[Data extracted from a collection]

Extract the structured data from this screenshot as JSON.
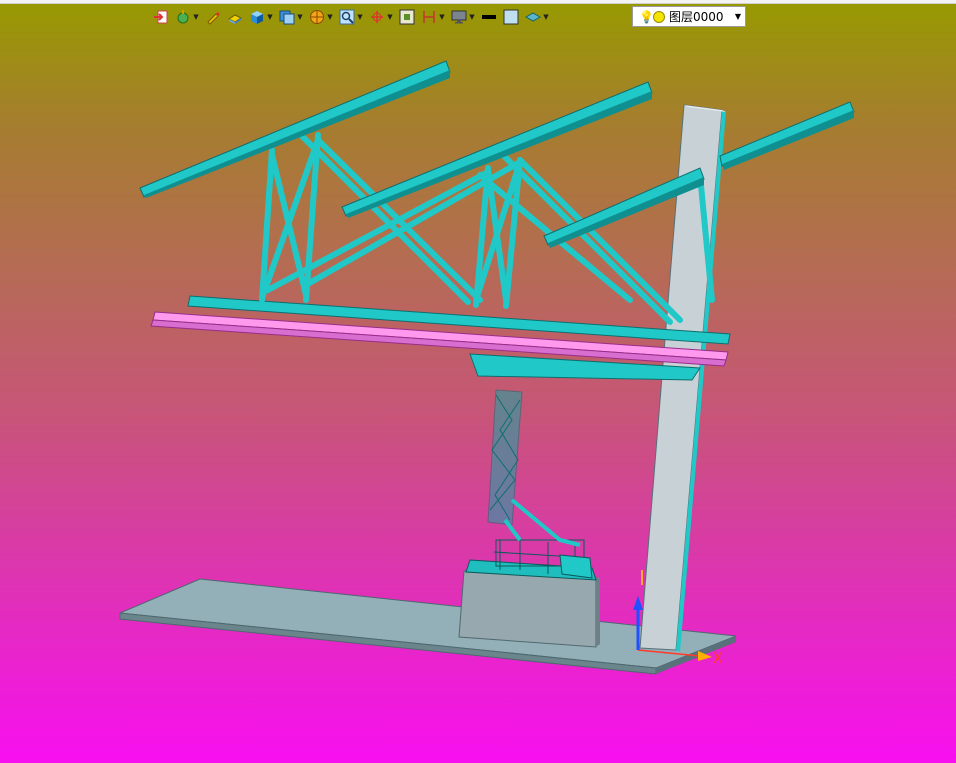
{
  "toolbar": {
    "buttons": [
      {
        "icon": "exit-icon",
        "has_dropdown": false
      },
      {
        "icon": "bulb-settings-icon",
        "has_dropdown": true
      },
      {
        "icon": "pencil-icon",
        "has_dropdown": false
      },
      {
        "icon": "block-icon",
        "has_dropdown": false
      },
      {
        "icon": "solid-box-icon",
        "has_dropdown": true
      },
      {
        "icon": "view-orient-icon",
        "has_dropdown": true
      },
      {
        "icon": "render-sphere-icon",
        "has_dropdown": true
      },
      {
        "icon": "zoom-icon",
        "has_dropdown": true
      },
      {
        "icon": "rotate-icon",
        "has_dropdown": true
      },
      {
        "icon": "fit-view-icon",
        "has_dropdown": false
      },
      {
        "icon": "section-icon",
        "has_dropdown": true
      },
      {
        "icon": "display-monitor-icon",
        "has_dropdown": true
      },
      {
        "icon": "line-weight-icon",
        "has_dropdown": false
      },
      {
        "icon": "color-swatch-icon",
        "has_dropdown": false
      },
      {
        "icon": "layer-stack-icon",
        "has_dropdown": true
      }
    ],
    "colors": {
      "line_weight": "#000000",
      "swatch": "#bfe0ee"
    }
  },
  "layer": {
    "label": "图层0000",
    "bulb_icon": "bulb-icon",
    "state_icon": "layer-on-icon",
    "dropdown_icon": "dropdown-arrow-icon"
  },
  "triad": {
    "x_label": "X",
    "colors": {
      "x": "#ff3a2a",
      "y": "#ffd000",
      "z": "#2050ff"
    }
  },
  "scene": {
    "colors": {
      "steel": "#20c8c8",
      "steel_dark": "#0c6f6f",
      "rail": "#ff99ee",
      "plate": "#8fb0b8",
      "plate_edge": "#56707a",
      "pedestal": "#97a7ae",
      "column": "#c8d2d6"
    }
  }
}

== OBJECTIVE ==
Return each line that includes "view".

== RESULT FOR THIS TASK ==
        "icon": "view-orient-icon",
        "icon": "fit-view-icon",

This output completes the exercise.